What you will do
Nothing in the data should change when you return it, but leave the pictures out.

Recorded information

⁂

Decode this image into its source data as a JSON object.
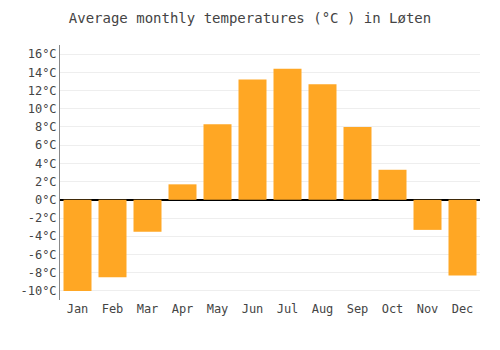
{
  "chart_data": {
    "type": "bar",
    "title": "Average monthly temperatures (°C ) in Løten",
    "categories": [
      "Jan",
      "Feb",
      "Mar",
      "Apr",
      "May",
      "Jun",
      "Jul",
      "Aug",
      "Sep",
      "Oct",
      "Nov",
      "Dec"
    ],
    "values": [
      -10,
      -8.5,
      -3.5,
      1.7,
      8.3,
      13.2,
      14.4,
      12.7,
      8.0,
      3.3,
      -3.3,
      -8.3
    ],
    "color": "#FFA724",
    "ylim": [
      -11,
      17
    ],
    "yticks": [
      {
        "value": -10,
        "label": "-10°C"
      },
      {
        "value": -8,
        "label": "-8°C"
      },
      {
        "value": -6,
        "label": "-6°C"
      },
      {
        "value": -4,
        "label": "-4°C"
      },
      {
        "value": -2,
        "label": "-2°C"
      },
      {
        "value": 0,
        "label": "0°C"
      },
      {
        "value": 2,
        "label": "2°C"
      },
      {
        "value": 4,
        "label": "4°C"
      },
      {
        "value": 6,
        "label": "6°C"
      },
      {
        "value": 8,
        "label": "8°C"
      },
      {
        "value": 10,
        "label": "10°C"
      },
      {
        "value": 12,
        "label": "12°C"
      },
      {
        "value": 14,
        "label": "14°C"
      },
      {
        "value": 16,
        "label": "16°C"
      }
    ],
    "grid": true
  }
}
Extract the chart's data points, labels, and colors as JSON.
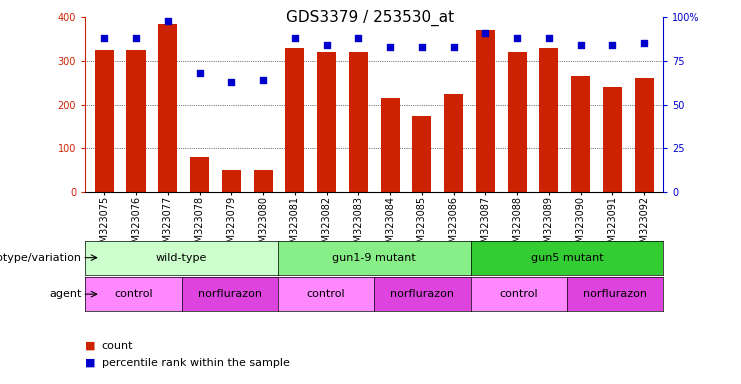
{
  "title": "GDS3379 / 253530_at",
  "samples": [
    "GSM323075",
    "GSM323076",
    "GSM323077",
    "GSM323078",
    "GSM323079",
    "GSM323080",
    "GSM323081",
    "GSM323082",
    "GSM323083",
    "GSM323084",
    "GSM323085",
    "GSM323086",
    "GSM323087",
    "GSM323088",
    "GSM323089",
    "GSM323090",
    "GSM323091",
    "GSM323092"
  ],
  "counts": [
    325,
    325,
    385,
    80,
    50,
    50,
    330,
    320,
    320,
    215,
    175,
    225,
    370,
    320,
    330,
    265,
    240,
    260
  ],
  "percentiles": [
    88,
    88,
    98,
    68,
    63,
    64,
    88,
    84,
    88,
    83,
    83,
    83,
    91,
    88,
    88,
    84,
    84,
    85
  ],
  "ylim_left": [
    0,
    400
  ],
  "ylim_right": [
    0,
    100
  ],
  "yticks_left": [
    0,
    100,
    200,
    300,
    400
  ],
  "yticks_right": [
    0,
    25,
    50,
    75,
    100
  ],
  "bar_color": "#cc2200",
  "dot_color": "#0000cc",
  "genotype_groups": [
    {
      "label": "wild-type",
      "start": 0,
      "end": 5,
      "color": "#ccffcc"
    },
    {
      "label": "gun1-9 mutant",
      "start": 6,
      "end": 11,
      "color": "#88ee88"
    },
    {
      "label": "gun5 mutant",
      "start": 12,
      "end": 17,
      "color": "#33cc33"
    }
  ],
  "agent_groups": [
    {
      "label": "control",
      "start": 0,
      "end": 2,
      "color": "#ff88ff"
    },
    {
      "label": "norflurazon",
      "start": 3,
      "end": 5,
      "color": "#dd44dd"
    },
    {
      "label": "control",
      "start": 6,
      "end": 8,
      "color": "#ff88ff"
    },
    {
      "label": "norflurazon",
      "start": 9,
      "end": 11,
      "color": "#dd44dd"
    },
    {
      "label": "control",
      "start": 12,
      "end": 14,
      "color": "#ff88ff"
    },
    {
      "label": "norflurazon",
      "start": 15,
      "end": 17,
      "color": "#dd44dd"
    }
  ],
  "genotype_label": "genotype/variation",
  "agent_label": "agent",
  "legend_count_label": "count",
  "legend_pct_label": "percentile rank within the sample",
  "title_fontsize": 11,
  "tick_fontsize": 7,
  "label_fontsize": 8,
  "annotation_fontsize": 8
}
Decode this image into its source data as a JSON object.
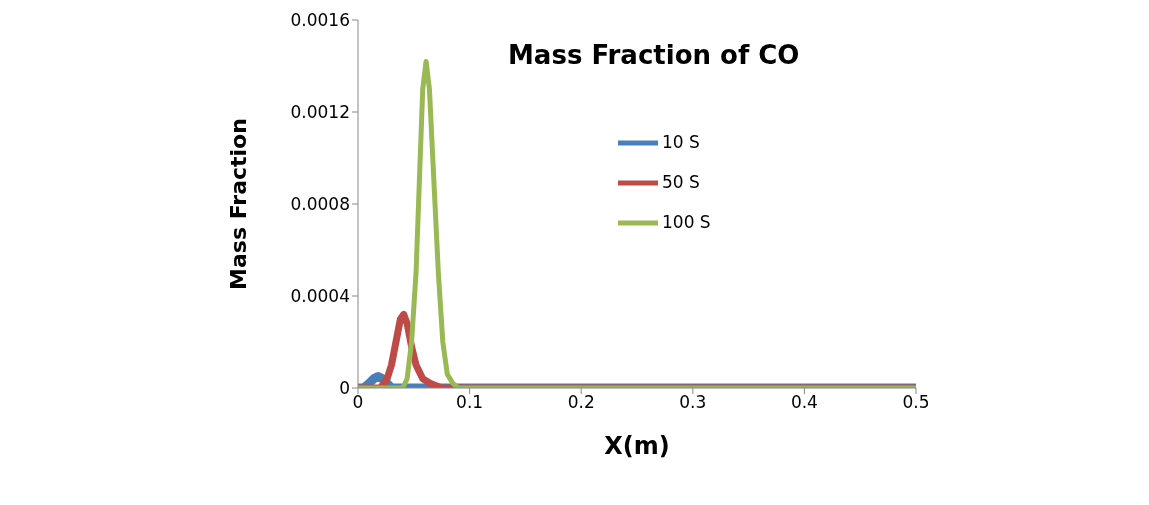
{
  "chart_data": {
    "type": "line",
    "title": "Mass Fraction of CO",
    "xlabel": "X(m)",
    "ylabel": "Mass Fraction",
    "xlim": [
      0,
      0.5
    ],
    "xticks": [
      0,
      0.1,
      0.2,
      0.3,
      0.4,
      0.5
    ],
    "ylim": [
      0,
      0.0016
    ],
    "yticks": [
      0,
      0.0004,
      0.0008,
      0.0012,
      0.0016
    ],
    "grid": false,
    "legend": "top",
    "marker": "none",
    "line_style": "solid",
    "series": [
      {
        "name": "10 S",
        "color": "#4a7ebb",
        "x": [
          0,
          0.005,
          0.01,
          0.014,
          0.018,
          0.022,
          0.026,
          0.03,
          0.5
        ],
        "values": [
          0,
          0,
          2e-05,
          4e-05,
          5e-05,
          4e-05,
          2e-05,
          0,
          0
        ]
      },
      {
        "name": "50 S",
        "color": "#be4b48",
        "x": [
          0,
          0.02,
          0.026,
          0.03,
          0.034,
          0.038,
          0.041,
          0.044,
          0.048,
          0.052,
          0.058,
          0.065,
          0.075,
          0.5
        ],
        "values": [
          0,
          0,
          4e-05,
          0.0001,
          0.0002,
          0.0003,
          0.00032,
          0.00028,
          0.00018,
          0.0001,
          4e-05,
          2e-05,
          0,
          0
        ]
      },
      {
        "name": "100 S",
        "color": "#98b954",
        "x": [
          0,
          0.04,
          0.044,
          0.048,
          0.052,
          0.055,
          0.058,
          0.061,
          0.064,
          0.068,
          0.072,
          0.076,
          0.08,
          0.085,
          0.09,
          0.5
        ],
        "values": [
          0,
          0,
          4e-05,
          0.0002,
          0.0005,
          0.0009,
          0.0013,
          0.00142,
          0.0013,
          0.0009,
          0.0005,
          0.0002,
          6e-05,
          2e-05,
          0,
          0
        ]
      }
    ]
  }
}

⁂

Output of the task
Decode this image into its source data as a JSON object.
{
  "chart_data": {
    "type": "bar",
    "title": "Average monthly temperatures (°C ) in Løten",
    "categories": [
      "Jan",
      "Feb",
      "Mar",
      "Apr",
      "May",
      "Jun",
      "Jul",
      "Aug",
      "Sep",
      "Oct",
      "Nov",
      "Dec"
    ],
    "values": [
      -10,
      -8.5,
      -3.5,
      1.7,
      8.3,
      13.2,
      14.4,
      12.7,
      8.0,
      3.3,
      -3.3,
      -8.3
    ],
    "color": "#FFA724",
    "ylim": [
      -11,
      17
    ],
    "yticks": [
      {
        "value": -10,
        "label": "-10°C"
      },
      {
        "value": -8,
        "label": "-8°C"
      },
      {
        "value": -6,
        "label": "-6°C"
      },
      {
        "value": -4,
        "label": "-4°C"
      },
      {
        "value": -2,
        "label": "-2°C"
      },
      {
        "value": 0,
        "label": "0°C"
      },
      {
        "value": 2,
        "label": "2°C"
      },
      {
        "value": 4,
        "label": "4°C"
      },
      {
        "value": 6,
        "label": "6°C"
      },
      {
        "value": 8,
        "label": "8°C"
      },
      {
        "value": 10,
        "label": "10°C"
      },
      {
        "value": 12,
        "label": "12°C"
      },
      {
        "value": 14,
        "label": "14°C"
      },
      {
        "value": 16,
        "label": "16°C"
      }
    ],
    "grid": true
  }
}
Extract the chart's data points, labels, and colors as JSON.
{
  "title": "GDS3379 / 253530_at",
  "samples": [
    "GSM323075",
    "GSM323076",
    "GSM323077",
    "GSM323078",
    "GSM323079",
    "GSM323080",
    "GSM323081",
    "GSM323082",
    "GSM323083",
    "GSM323084",
    "GSM323085",
    "GSM323086",
    "GSM323087",
    "GSM323088",
    "GSM323089",
    "GSM323090",
    "GSM323091",
    "GSM323092"
  ],
  "counts": [
    325,
    325,
    385,
    80,
    50,
    50,
    330,
    320,
    320,
    215,
    175,
    225,
    370,
    320,
    330,
    265,
    240,
    260
  ],
  "percentiles": [
    88,
    88,
    98,
    68,
    63,
    64,
    88,
    84,
    88,
    83,
    83,
    83,
    91,
    88,
    88,
    84,
    84,
    85
  ],
  "ylim_left": [
    0,
    400
  ],
  "ylim_right": [
    0,
    100
  ],
  "yticks_left": [
    0,
    100,
    200,
    300,
    400
  ],
  "yticks_right": [
    0,
    25,
    50,
    75,
    100
  ],
  "bar_color": "#cc2200",
  "dot_color": "#0000cc",
  "genotype_groups": [
    {
      "label": "wild-type",
      "start": 0,
      "end": 5,
      "color": "#ccffcc"
    },
    {
      "label": "gun1-9 mutant",
      "start": 6,
      "end": 11,
      "color": "#88ee88"
    },
    {
      "label": "gun5 mutant",
      "start": 12,
      "end": 17,
      "color": "#33cc33"
    }
  ],
  "agent_groups": [
    {
      "label": "control",
      "start": 0,
      "end": 2,
      "color": "#ff88ff"
    },
    {
      "label": "norflurazon",
      "start": 3,
      "end": 5,
      "color": "#dd44dd"
    },
    {
      "label": "control",
      "start": 6,
      "end": 8,
      "color": "#ff88ff"
    },
    {
      "label": "norflurazon",
      "start": 9,
      "end": 11,
      "color": "#dd44dd"
    },
    {
      "label": "control",
      "start": 12,
      "end": 14,
      "color": "#ff88ff"
    },
    {
      "label": "norflurazon",
      "start": 15,
      "end": 17,
      "color": "#dd44dd"
    }
  ],
  "genotype_label": "genotype/variation",
  "agent_label": "agent",
  "legend_count_label": "count",
  "legend_pct_label": "percentile rank within the sample",
  "title_fontsize": 11,
  "tick_fontsize": 7,
  "label_fontsize": 8,
  "annotation_fontsize": 8
}
Decode this image into its source data as a JSON object.
{
  "chart_data": {
    "type": "line",
    "title": "Mass Fraction of CO",
    "xlabel": "X(m)",
    "ylabel": "Mass Fraction",
    "xlim": [
      0,
      0.5
    ],
    "xticks": [
      0,
      0.1,
      0.2,
      0.3,
      0.4,
      0.5
    ],
    "ylim": [
      0,
      0.0016
    ],
    "yticks": [
      0,
      0.0004,
      0.0008,
      0.0012,
      0.0016
    ],
    "grid": false,
    "legend": "top",
    "marker": "none",
    "line_style": "solid",
    "series": [
      {
        "name": "10 S",
        "color": "#4a7ebb",
        "x": [
          0,
          0.005,
          0.01,
          0.014,
          0.018,
          0.022,
          0.026,
          0.03,
          0.5
        ],
        "values": [
          0,
          0,
          2e-05,
          4e-05,
          5e-05,
          4e-05,
          2e-05,
          0,
          0
        ]
      },
      {
        "name": "50 S",
        "color": "#be4b48",
        "x": [
          0,
          0.02,
          0.026,
          0.03,
          0.034,
          0.038,
          0.041,
          0.044,
          0.048,
          0.052,
          0.058,
          0.065,
          0.075,
          0.5
        ],
        "values": [
          0,
          0,
          4e-05,
          0.0001,
          0.0002,
          0.0003,
          0.00032,
          0.00028,
          0.00018,
          0.0001,
          4e-05,
          2e-05,
          0,
          0
        ]
      },
      {
        "name": "100 S",
        "color": "#98b954",
        "x": [
          0,
          0.04,
          0.044,
          0.048,
          0.052,
          0.055,
          0.058,
          0.061,
          0.064,
          0.068,
          0.072,
          0.076,
          0.08,
          0.085,
          0.09,
          0.5
        ],
        "values": [
          0,
          0,
          4e-05,
          0.0002,
          0.0005,
          0.0009,
          0.0013,
          0.00142,
          0.0013,
          0.0009,
          0.0005,
          0.0002,
          6e-05,
          2e-05,
          0,
          0
        ]
      }
    ]
  }
}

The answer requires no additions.